TASK GOAL: Reply with the count of lines holding "الله", nothing more.

INPUT:
------------------------------------------------

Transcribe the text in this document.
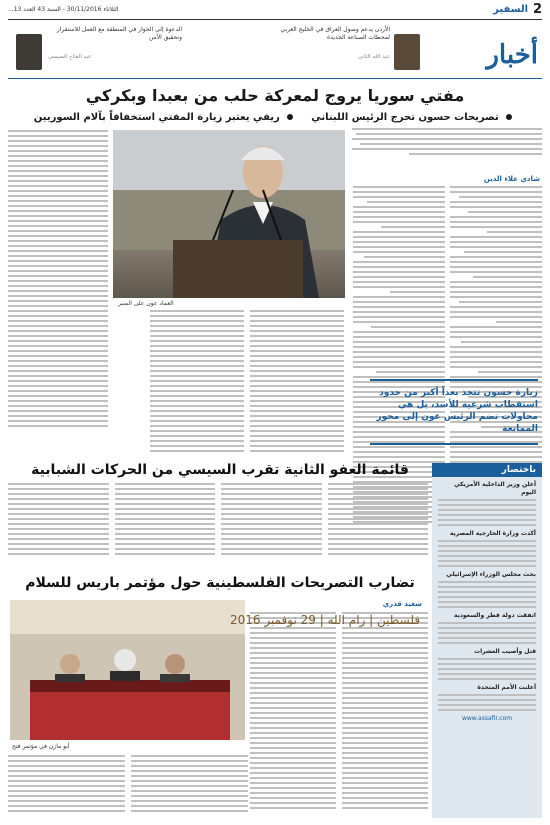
2
السفير
الثلاثاء 30/11/2016 - السنة 43 العدد 13...
أخبار
الأردن يدعم وصول العراق في الخليج العربي لمحطات الصناعة الجديدة
عبد الله الثاني
الدعوة إلى الحوار في المنطقة مع العمل للاستقرار وتحقيق الأمن
عبد الفتاح السيسي
مفتي سوريا يروج لمعركة حلب من بعبدا وبكركي
تصريحات حسون تحرج الرئيس اللبناني     ريفي يعتبر زيارة المفتي استخفافاً بآلام السوريين
شادي علاء الدين
العماد عون على المنبر
زيارة حسون تتخذ بعداً أكبر من حدود استقطاب شرعية للأسد، بل هي محاولات تضم الرئيس عون إلى محور الممانعة
قائمة العفو الثانية تقرب السيسي من الحركات الشبابية
تضارب التصريحات الفلسطينية حول مؤتمر باريس للسلام
سعيد قدري
فلسطين | رام الله | 29 نوفمبر 2016
أبو مازن في مؤتمر فتح
باختصار
أعلن وزير الداخلية الأمريكي اليوم
أكدت وزارة الخارجية المصرية
بحث مجلس الوزراء الإسرائيلي
اتفقت دولة قطر والسعودية
قتل وأصيب العشرات
أعلنت الأمم المتحدة
www.assafir.com
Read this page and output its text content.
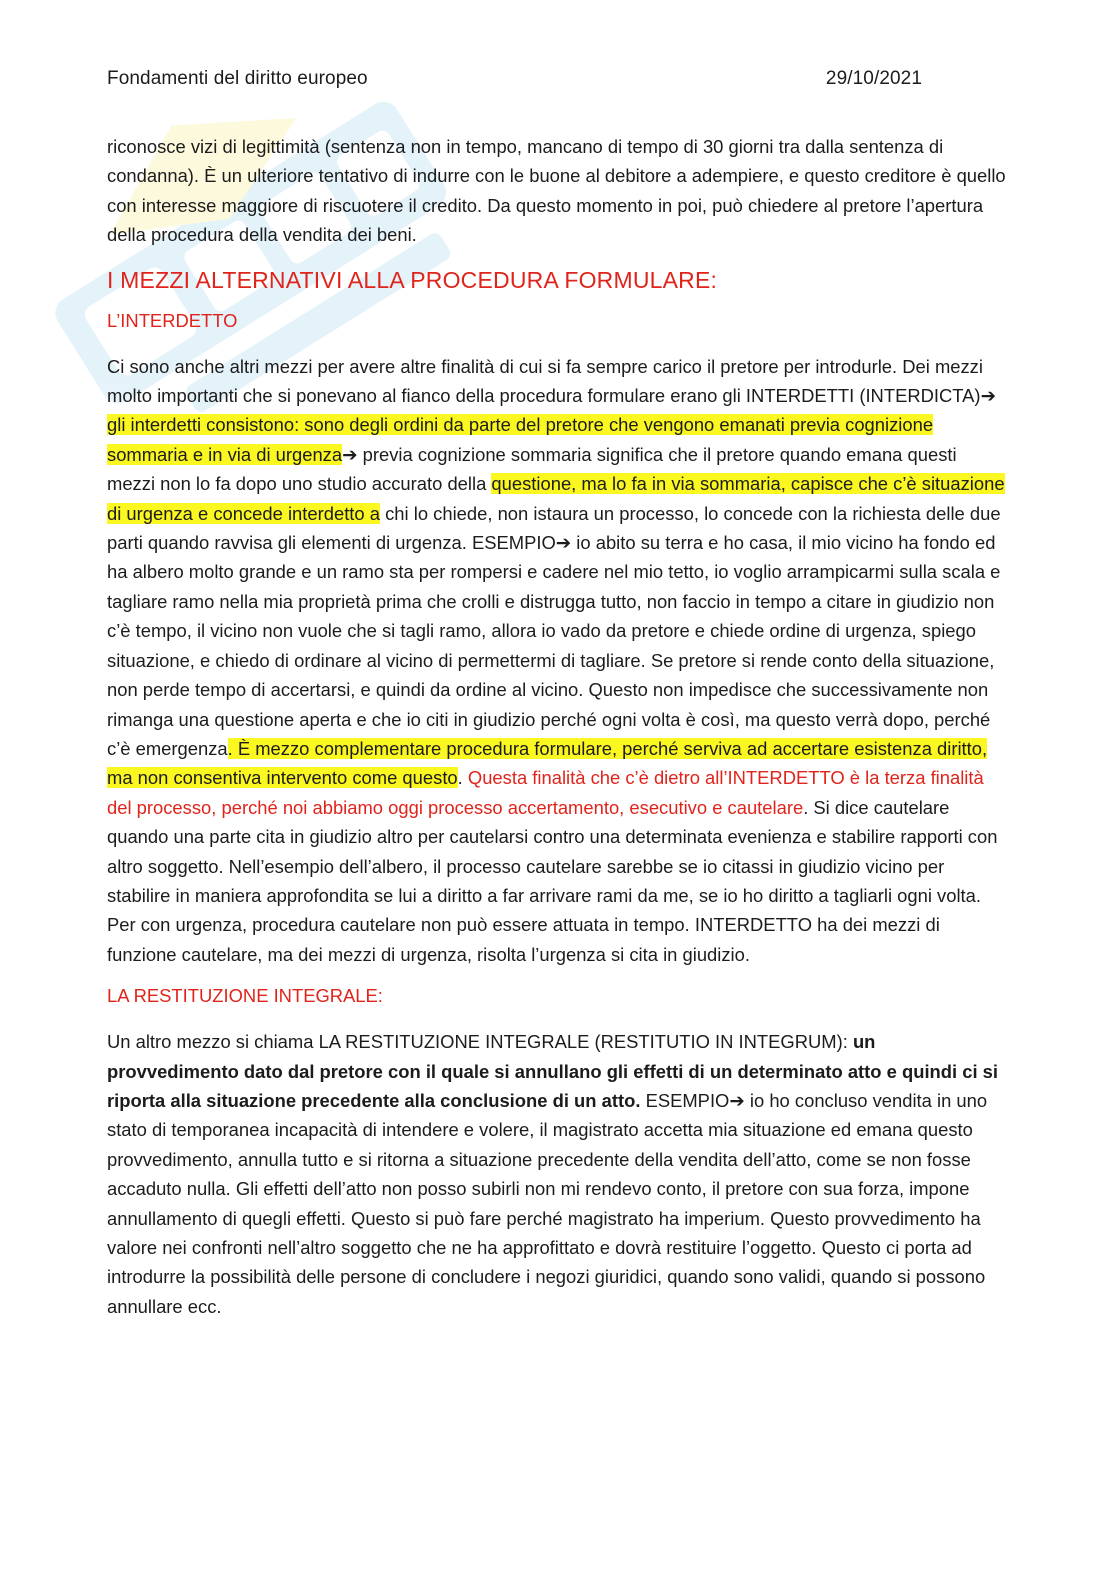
Fondamenti del diritto europeo	29/10/2021

riconosce vizi di legittimità (sentenza non in tempo, mancano di tempo di 30 giorni tra dalla sentenza di condanna). È un ulteriore tentativo di indurre con le buone al debitore a adempiere, e questo creditore è quello con interesse maggiore di riscuotere il credito. Da questo momento in poi, può chiedere al pretore l’apertura della procedura della vendita dei beni.

I MEZZI ALTERNATIVI ALLA PROCEDURA FORMULARE:
L’INTERDETTO

Ci sono anche altri mezzi per avere altre finalità di cui si fa sempre carico il pretore per introdurle. Dei mezzi molto importanti che si ponevano al fianco della procedura formulare erano gli INTERDETTI (INTERDICTA)➔ gli interdetti consistono: sono degli ordini da parte del pretore che vengono emanati previa cognizione sommaria e in via di urgenza➔ previa cognizione sommaria significa che il pretore quando emana questi mezzi non lo fa dopo uno studio accurato della questione, ma lo fa in via sommaria, capisce che c’è situazione di urgenza e concede interdetto a chi lo chiede, non istaura un processo, lo concede con la richiesta delle due parti quando ravvisa gli elementi di urgenza. ESEMPIO➔ io abito su terra e ho casa, il mio vicino ha fondo ed ha albero molto grande e un ramo sta per rompersi e cadere nel mio tetto, io voglio arrampicarmi sulla scala e tagliare ramo nella mia proprietà prima che crolli e distrugga tutto, non faccio in tempo a citare in giudizio non c’è tempo, il vicino non vuole che si tagli ramo, allora io vado da pretore e chiede ordine di urgenza, spiego situazione, e chiedo di ordinare al vicino di permettermi di tagliare. Se pretore si rende conto della situazione, non perde tempo di accertarsi, e quindi da ordine al vicino. Questo non impedisce che successivamente non rimanga una questione aperta e che io citi in giudizio perché ogni volta è così, ma questo verrà dopo, perché c’è emergenza. È mezzo complementare procedura formulare, perché serviva ad accertare esistenza diritto, ma non consentiva intervento come questo. Questa finalità che c’è dietro all’INTERDETTO è la terza finalità del processo, perché noi abbiamo oggi processo accertamento, esecutivo e cautelare. Si dice cautelare quando una parte cita in giudizio altro per cautelarsi contro una determinata evenienza e stabilire rapporti con altro soggetto. Nell’esempio dell’albero, il processo cautelare sarebbe se io citassi in giudizio vicino per stabilire in maniera approfondita se lui a diritto a far arrivare rami da me, se io ho diritto a tagliarli ogni volta. Per con urgenza, procedura cautelare non può essere attuata in tempo. INTERDETTO ha dei mezzi di funzione cautelare, ma dei mezzi di urgenza, risolta l’urgenza si cita in giudizio.

LA RESTITUZIONE INTEGRALE:

Un altro mezzo si chiama LA RESTITUZIONE INTEGRALE (RESTITUTIO IN INTEGRUM): un provvedimento dato dal pretore con il quale si annullano gli effetti di un determinato atto e quindi ci si riporta alla situazione precedente alla conclusione di un atto. ESEMPIO➔ io ho concluso vendita in uno stato di temporanea incapacità di intendere e volere, il magistrato accetta mia situazione ed emana questo provvedimento, annulla tutto e si ritorna a situazione precedente della vendita dell’atto, come se non fosse accaduto nulla. Gli effetti dell’atto non posso subirli non mi rendevo conto, il pretore con sua forza, impone annullamento di quegli effetti. Questo si può fare perché magistrato ha imperium. Questo provvedimento ha valore nei confronti nell’altro soggetto che ne ha approfittato e dovrà restituire l’oggetto. Questo ci porta ad introdurre la possibilità delle persone di concludere i negozi giuridici, quando sono validi, quando si possono annullare ecc.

------------------------------------------------

EXERCISE SOLUTION: 2